* **ITEMS**
_____
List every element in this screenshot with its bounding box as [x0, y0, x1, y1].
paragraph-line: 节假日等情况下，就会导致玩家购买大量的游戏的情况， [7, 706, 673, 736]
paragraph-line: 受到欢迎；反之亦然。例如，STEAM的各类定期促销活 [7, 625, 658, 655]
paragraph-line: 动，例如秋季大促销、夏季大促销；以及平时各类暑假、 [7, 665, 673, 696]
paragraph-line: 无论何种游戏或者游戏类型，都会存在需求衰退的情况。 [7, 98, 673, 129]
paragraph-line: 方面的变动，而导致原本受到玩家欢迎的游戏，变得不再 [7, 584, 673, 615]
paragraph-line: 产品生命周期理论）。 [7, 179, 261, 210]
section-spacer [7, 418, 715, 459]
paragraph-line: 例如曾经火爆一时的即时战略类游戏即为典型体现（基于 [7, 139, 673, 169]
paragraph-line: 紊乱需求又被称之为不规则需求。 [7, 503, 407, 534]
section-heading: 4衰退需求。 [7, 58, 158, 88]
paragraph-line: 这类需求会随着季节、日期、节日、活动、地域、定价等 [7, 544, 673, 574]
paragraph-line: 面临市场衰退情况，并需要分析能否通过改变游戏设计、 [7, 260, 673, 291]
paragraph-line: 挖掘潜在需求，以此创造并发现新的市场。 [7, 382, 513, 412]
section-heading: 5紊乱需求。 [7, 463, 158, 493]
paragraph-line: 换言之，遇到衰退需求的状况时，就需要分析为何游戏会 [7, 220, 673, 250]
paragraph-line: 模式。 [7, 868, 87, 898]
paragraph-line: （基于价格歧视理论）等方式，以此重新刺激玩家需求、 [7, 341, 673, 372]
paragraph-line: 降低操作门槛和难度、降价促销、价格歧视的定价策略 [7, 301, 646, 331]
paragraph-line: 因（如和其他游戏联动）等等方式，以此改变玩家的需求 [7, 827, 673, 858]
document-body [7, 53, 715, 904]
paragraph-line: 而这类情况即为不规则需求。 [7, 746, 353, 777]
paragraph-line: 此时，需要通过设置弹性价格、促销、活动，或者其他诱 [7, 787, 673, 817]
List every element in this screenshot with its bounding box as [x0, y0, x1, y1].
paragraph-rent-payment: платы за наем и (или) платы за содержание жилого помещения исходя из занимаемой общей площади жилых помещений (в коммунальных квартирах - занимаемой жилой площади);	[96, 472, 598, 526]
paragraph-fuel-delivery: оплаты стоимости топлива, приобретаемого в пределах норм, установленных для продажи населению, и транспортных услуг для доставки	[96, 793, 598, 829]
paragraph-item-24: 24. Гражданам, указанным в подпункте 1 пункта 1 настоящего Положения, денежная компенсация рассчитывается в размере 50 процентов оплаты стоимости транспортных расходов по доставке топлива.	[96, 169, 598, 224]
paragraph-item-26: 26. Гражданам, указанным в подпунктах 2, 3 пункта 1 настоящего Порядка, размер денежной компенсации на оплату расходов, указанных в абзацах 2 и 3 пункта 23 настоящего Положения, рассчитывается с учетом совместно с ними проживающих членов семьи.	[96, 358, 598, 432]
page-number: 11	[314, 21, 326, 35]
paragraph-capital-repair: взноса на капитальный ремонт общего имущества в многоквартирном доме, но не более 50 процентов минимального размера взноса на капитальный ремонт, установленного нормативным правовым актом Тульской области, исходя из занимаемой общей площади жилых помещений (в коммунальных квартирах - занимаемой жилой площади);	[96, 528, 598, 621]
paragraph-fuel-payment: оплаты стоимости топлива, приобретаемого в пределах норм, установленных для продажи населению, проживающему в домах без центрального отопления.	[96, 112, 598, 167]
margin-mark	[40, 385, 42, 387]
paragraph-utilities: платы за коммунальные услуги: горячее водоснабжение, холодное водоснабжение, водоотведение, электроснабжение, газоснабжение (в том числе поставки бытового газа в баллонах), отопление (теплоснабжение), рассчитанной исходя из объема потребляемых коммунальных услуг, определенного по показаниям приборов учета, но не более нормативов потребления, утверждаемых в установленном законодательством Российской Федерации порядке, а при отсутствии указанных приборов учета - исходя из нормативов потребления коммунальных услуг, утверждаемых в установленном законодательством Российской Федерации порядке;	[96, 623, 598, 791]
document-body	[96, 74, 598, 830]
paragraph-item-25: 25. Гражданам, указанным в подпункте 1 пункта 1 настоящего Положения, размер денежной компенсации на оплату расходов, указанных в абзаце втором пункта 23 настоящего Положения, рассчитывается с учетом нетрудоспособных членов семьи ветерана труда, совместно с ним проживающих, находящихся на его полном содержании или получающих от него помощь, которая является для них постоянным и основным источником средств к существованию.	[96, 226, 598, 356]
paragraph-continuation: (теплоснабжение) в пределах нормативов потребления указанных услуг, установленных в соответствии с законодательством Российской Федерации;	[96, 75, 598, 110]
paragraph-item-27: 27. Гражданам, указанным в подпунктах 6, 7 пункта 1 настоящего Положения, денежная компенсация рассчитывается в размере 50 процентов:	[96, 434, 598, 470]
_____
* **PROBLEM**
Reproduce the material line for line, from its first line through the line containing "paragraph-fuel-delivery: оплаты стоимости", and include that final line.

* **COMPLETED TASK**
List every element in this screenshot with its bounding box as [x0, y0, x1, y1].
paragraph-line: 节假日等情况下，就会导致玩家购买大量的游戏的情况， [7, 706, 673, 736]
paragraph-line: 受到欢迎；反之亦然。例如，STEAM的各类定期促销活 [7, 625, 658, 655]
paragraph-line: 动，例如秋季大促销、夏季大促销；以及平时各类暑假、 [7, 665, 673, 696]
paragraph-line: 无论何种游戏或者游戏类型，都会存在需求衰退的情况。 [7, 98, 673, 129]
paragraph-line: 方面的变动，而导致原本受到玩家欢迎的游戏，变得不再 [7, 584, 673, 615]
paragraph-line: 产品生命周期理论）。 [7, 179, 261, 210]
section-spacer [7, 418, 715, 459]
paragraph-line: 例如曾经火爆一时的即时战略类游戏即为典型体现（基于 [7, 139, 673, 169]
paragraph-line: 紊乱需求又被称之为不规则需求。 [7, 503, 407, 534]
section-heading: 4衰退需求。 [7, 58, 158, 88]
paragraph-line: 这类需求会随着季节、日期、节日、活动、地域、定价等 [7, 544, 673, 574]
paragraph-line: 面临市场衰退情况，并需要分析能否通过改变游戏设计、 [7, 260, 673, 291]
paragraph-line: 挖掘潜在需求，以此创造并发现新的市场。 [7, 382, 513, 412]
section-heading: 5紊乱需求。 [7, 463, 158, 493]
paragraph-line: 换言之，遇到衰退需求的状况时，就需要分析为何游戏会 [7, 220, 673, 250]
paragraph-line: 模式。 [7, 868, 87, 898]
paragraph-line: （基于价格歧视理论）等方式，以此重新刺激玩家需求、 [7, 341, 673, 372]
paragraph-line: 降低操作门槛和难度、降价促销、价格歧视的定价策略 [7, 301, 646, 331]
paragraph-line: 因（如和其他游戏联动）等等方式，以此改变玩家的需求 [7, 827, 673, 858]
document-body [7, 53, 715, 904]
paragraph-line: 而这类情况即为不规则需求。 [7, 746, 353, 777]
paragraph-line: 此时，需要通过设置弹性价格、促销、活动，或者其他诱 [7, 787, 673, 817]
List every element in this screenshot with its bounding box as [x0, y0, x1, y1].
paragraph-rent-payment: платы за наем и (или) платы за содержание жилого помещения исходя из занимаемой общей площади жилых помещений (в коммунальных квартирах - занимаемой жилой площади);	[96, 472, 598, 526]
paragraph-fuel-delivery: оплаты стоимости топлива, приобретаемого в пределах норм, установленных для продажи населению, и транспортных услуг для доставки	[96, 793, 598, 829]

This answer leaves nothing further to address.